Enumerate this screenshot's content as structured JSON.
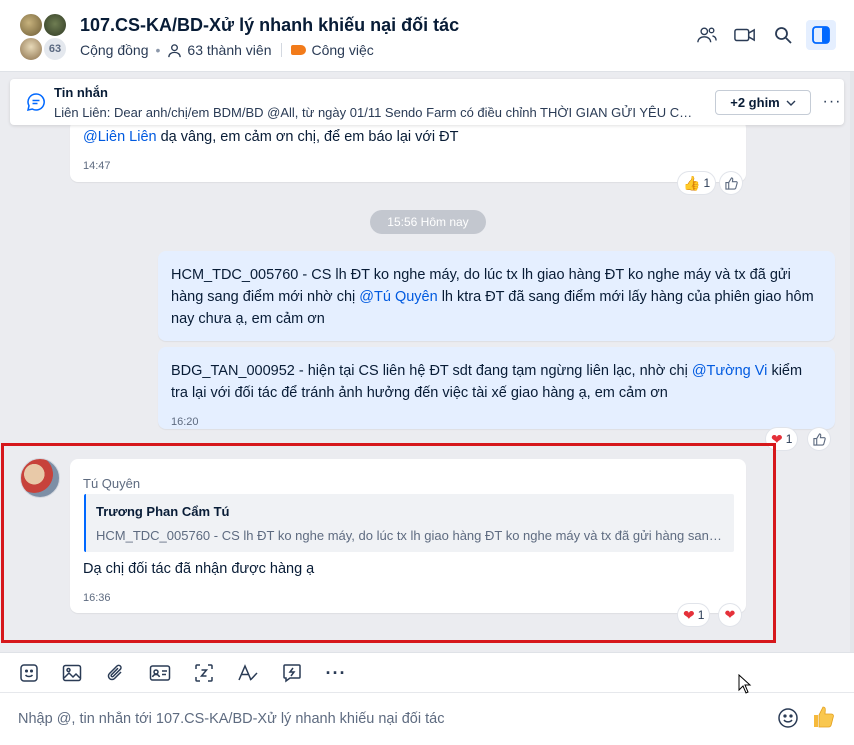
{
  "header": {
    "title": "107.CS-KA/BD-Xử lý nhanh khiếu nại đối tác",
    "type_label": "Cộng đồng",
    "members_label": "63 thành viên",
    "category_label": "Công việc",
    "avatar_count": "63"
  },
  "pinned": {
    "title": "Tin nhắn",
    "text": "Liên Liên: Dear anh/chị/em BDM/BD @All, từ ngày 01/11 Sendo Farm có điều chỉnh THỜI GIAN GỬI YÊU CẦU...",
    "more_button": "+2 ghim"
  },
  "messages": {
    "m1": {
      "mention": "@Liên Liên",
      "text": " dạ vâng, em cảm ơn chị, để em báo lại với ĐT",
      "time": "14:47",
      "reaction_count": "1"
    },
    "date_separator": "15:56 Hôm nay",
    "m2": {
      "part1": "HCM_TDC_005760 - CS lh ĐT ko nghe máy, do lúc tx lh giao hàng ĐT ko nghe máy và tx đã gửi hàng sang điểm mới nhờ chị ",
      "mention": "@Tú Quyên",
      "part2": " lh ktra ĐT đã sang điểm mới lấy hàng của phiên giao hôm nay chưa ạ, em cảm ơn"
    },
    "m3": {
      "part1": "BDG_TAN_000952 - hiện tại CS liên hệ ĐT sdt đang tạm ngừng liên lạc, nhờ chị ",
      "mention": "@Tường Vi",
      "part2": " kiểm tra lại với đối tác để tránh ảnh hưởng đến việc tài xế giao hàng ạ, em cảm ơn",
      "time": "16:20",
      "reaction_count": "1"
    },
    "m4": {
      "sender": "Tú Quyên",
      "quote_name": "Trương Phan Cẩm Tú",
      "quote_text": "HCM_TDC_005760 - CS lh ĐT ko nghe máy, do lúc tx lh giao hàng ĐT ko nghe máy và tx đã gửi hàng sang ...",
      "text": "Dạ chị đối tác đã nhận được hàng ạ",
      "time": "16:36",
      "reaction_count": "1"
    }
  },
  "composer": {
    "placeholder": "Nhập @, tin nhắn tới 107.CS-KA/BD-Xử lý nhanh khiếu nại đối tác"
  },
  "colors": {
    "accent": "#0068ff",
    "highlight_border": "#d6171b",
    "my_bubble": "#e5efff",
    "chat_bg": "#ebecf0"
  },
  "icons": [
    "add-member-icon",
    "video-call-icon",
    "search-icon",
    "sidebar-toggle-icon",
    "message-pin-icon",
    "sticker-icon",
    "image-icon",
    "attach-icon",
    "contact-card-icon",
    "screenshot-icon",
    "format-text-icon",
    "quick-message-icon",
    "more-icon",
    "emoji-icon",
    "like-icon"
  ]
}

· · ·

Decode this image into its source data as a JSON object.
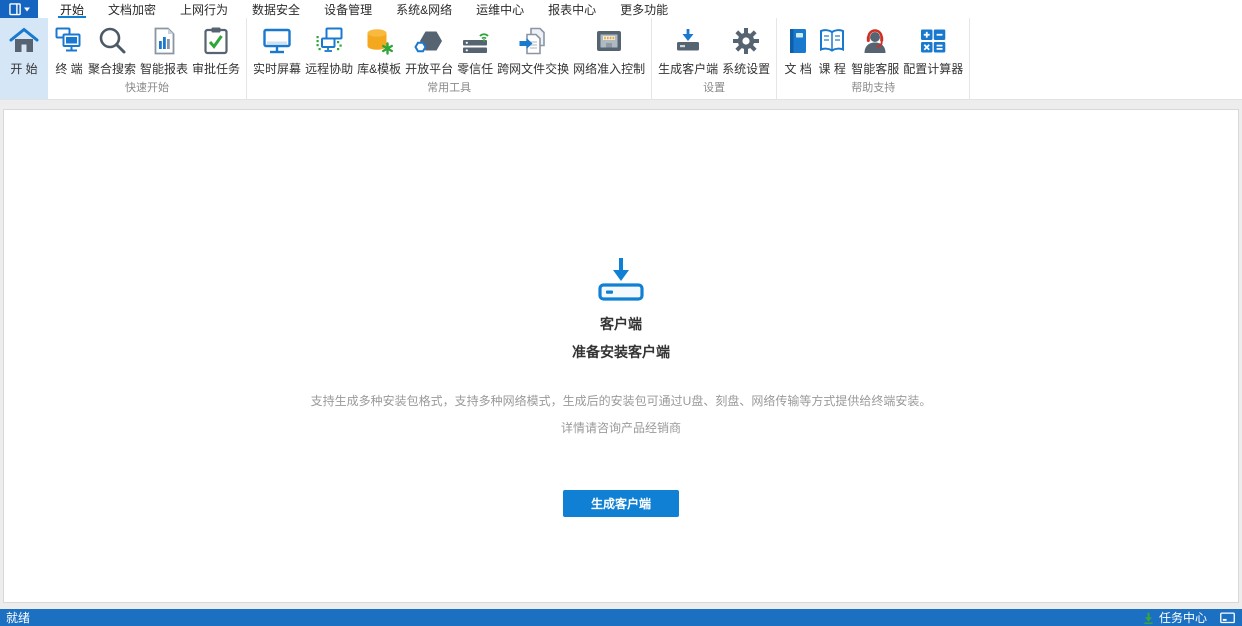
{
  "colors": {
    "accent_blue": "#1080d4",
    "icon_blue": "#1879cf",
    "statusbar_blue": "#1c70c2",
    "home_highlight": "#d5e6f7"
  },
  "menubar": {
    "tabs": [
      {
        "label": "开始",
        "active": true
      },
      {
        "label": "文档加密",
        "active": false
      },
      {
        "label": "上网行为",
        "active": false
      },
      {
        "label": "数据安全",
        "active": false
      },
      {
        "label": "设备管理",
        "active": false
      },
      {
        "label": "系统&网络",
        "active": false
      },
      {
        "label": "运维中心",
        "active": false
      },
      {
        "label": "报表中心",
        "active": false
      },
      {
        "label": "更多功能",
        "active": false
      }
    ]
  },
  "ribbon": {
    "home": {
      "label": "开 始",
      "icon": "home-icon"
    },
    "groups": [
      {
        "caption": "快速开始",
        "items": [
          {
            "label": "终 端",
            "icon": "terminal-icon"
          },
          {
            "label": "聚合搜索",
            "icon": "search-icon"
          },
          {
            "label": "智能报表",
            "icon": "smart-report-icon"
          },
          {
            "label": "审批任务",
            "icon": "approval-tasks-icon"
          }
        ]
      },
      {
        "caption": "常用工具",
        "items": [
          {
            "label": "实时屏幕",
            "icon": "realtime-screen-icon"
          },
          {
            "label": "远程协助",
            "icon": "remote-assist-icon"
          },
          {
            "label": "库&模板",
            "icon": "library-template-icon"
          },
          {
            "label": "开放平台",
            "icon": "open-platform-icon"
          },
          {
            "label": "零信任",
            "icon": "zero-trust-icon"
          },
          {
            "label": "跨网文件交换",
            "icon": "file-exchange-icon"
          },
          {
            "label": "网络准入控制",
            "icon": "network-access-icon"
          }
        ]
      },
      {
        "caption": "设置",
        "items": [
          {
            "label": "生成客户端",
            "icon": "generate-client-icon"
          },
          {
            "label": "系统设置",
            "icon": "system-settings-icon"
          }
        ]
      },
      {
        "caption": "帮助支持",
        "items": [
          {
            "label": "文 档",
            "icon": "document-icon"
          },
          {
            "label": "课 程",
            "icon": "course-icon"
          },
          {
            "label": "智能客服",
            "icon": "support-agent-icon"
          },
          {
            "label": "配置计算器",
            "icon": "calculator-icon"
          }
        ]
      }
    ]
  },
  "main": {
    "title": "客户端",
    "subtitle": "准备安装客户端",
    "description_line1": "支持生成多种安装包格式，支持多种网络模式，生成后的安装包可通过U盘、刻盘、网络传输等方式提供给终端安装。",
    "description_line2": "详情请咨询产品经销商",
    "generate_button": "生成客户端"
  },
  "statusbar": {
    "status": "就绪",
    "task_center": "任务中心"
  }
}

· · ·

• _Objective_
Go through the records and gather the lines that hold "khiếu".

• _Response_
    "title": "107.CS-KA/BD-Xử lý nhanh khiếu nại đối tác",
    "placeholder": "Nhập @, tin nhắn tới 107.CS-KA/BD-Xử lý nhanh khiếu nại đối tác"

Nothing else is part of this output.